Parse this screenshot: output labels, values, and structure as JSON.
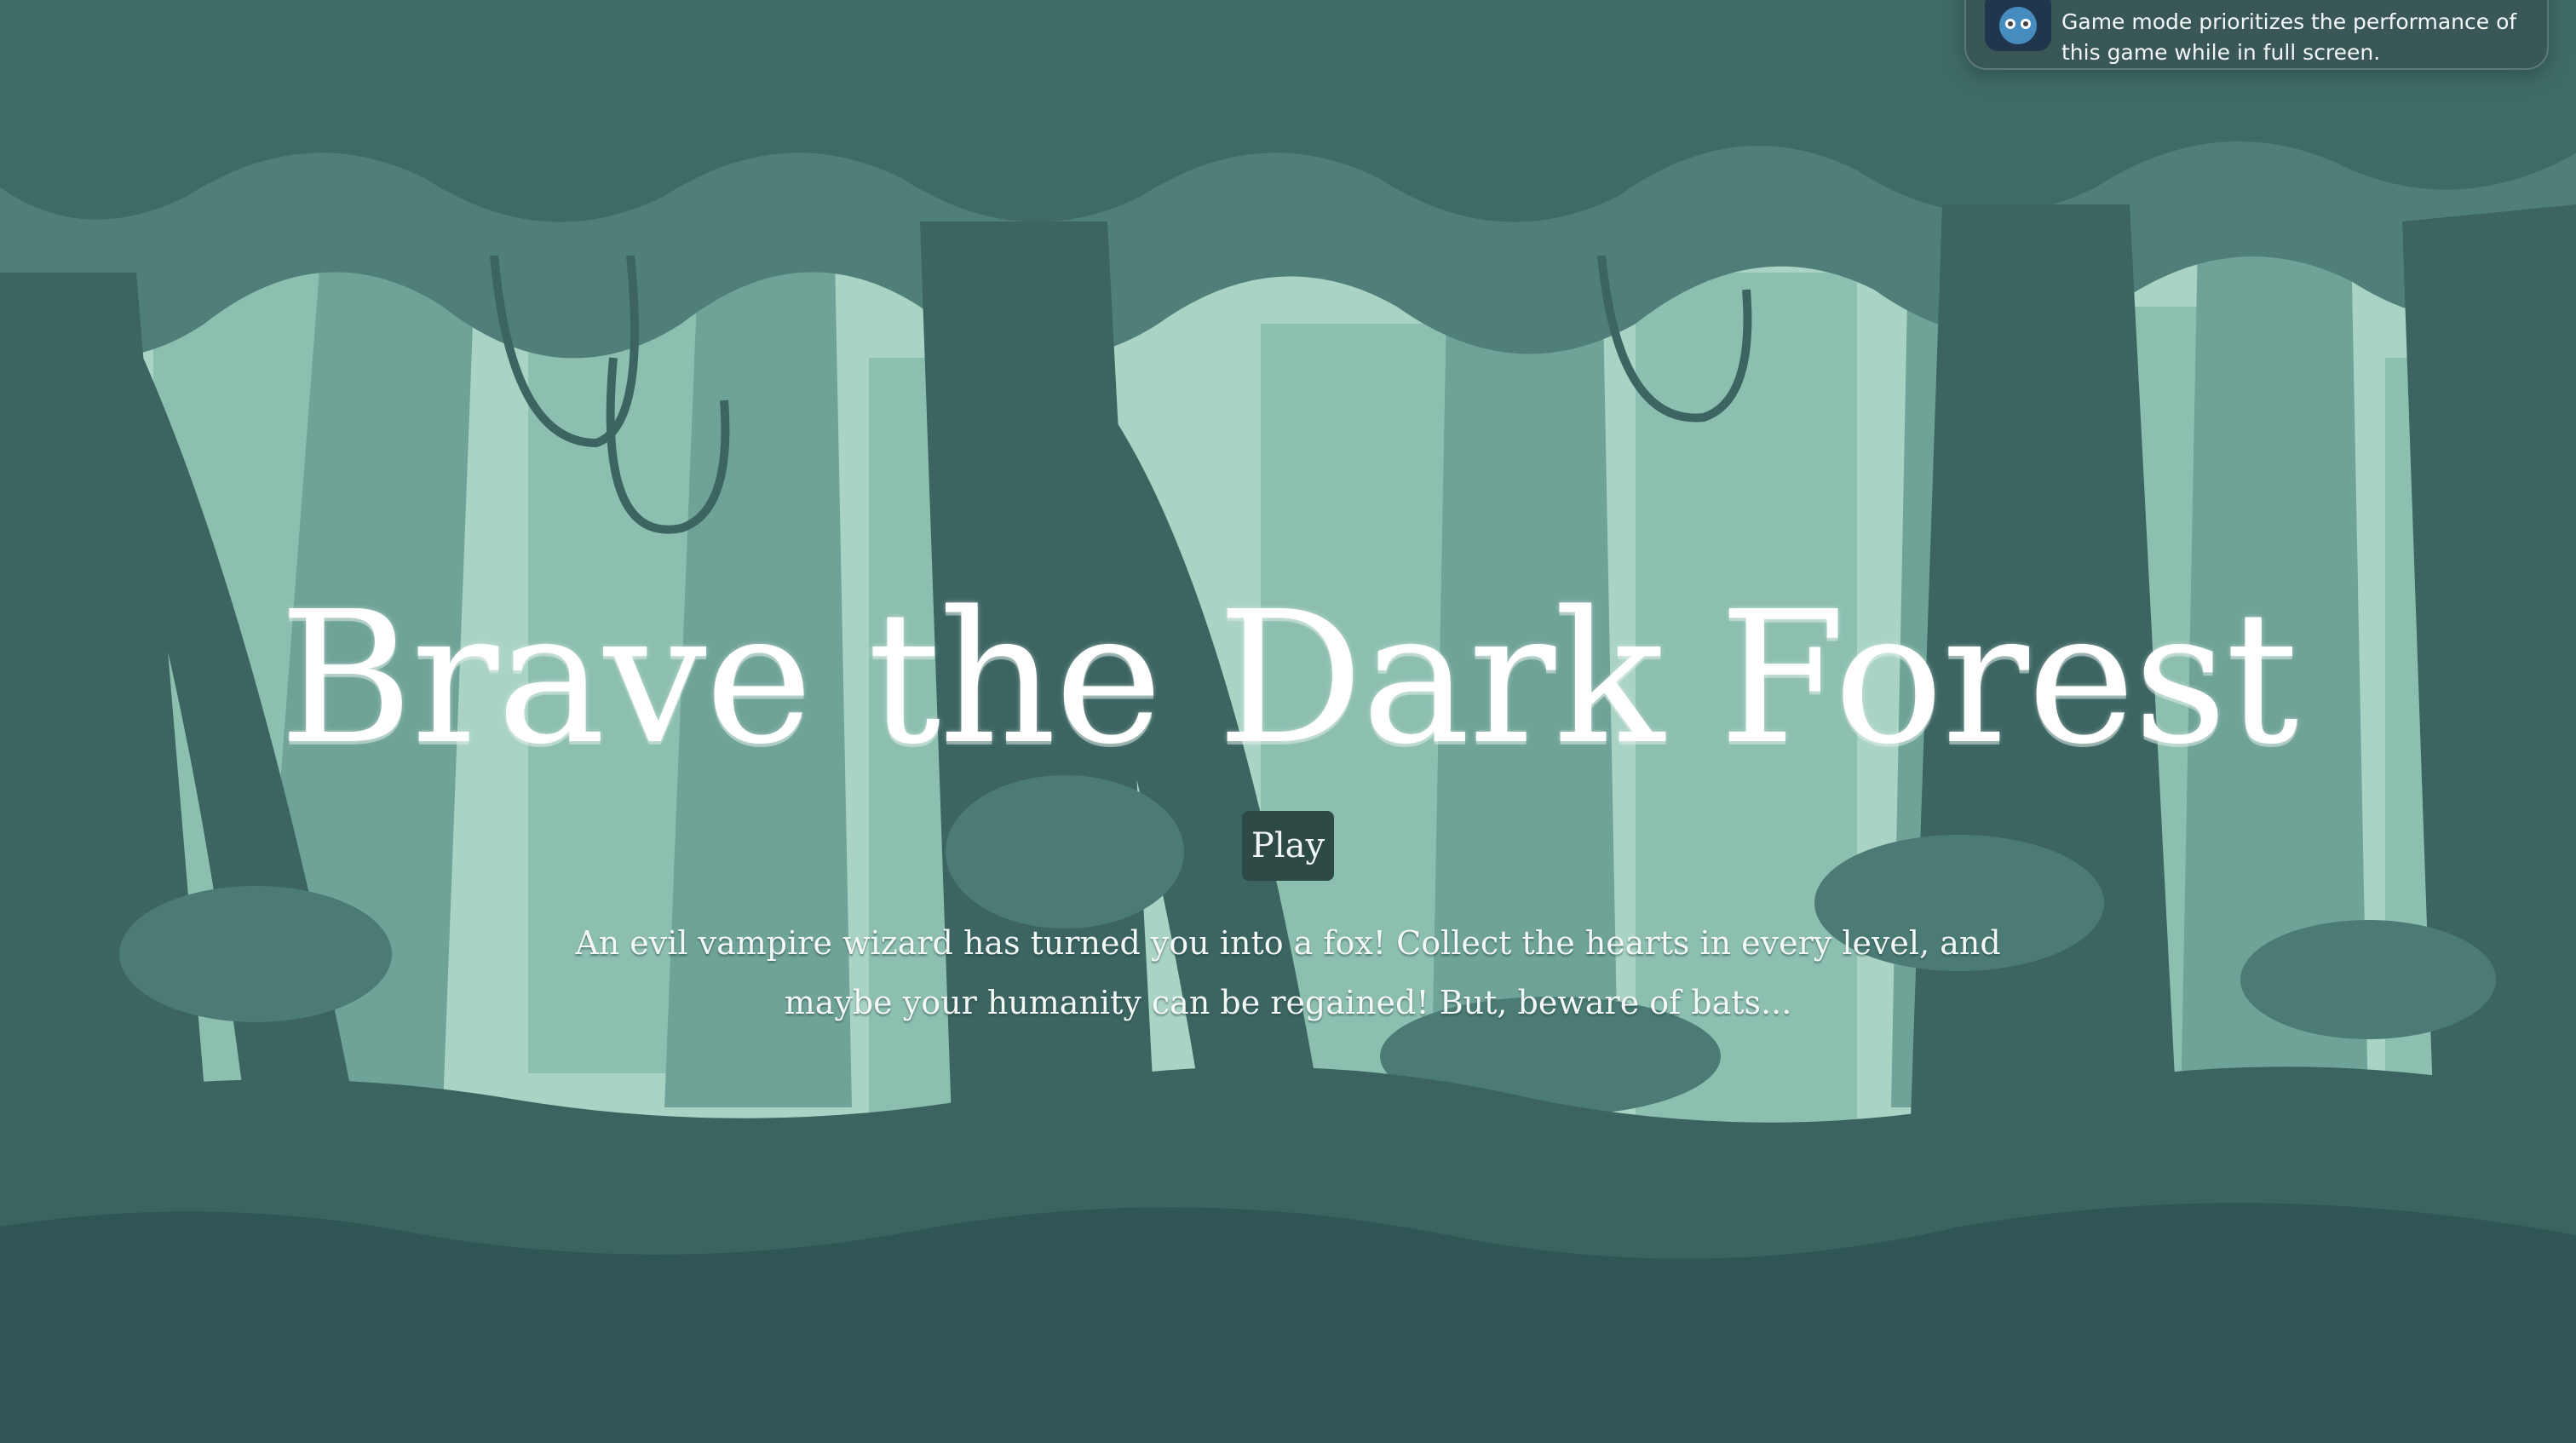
{
  "game": {
    "title": "Brave the Dark Forest",
    "play_label": "Play",
    "description": "An evil vampire wizard has turned you into a fox! Collect the hearts in every level, and maybe your humanity can be regained! But, beware of bats..."
  },
  "notification": {
    "message": "Game mode prioritizes the performance of this game while in full screen.",
    "icon": "godot-icon"
  },
  "colors": {
    "sky_light": "#b5dccd",
    "mid_tree": "#5e9488",
    "dark_tree": "#3c6562",
    "ground": "#2f5554",
    "button_bg": "#2d4a47",
    "text": "#ffffff"
  }
}
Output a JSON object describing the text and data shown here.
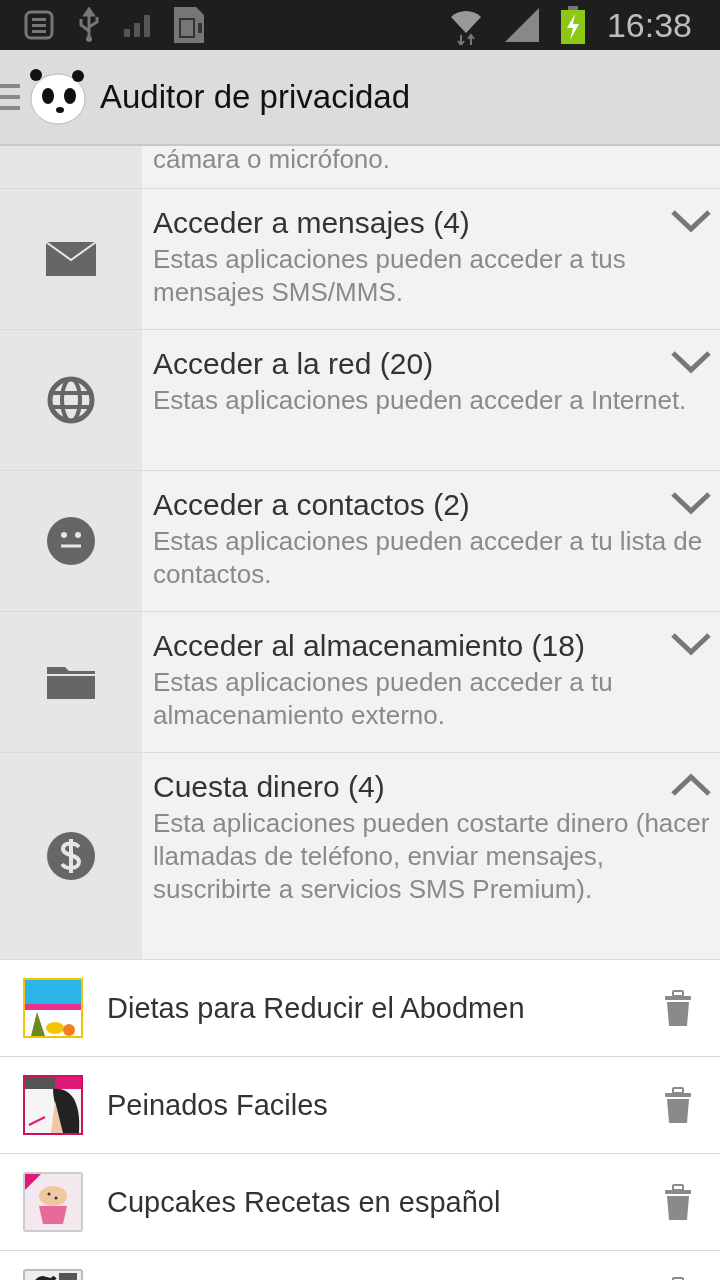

○ ○ ○ ○ ○

▶ [Exercise requirements] Write every entry out again exactly, dropping the pictures.

▶ [Exercise result]
Parse this screenshot: output labels, values, and structure as JSON.
{
  "game": {
    "title": "Brave the Dark Forest",
    "play_label": "Play",
    "description": "An evil vampire wizard has turned you into a fox! Collect the hearts in every level, and maybe your humanity can be regained! But, beware of bats..."
  },
  "notification": {
    "message": "Game mode prioritizes the performance of this game while in full screen.",
    "icon": "godot-icon"
  },
  "colors": {
    "sky_light": "#b5dccd",
    "mid_tree": "#5e9488",
    "dark_tree": "#3c6562",
    "ground": "#2f5554",
    "button_bg": "#2d4a47",
    "text": "#ffffff"
  }
}
Output a JSON object describing the text and data shown here.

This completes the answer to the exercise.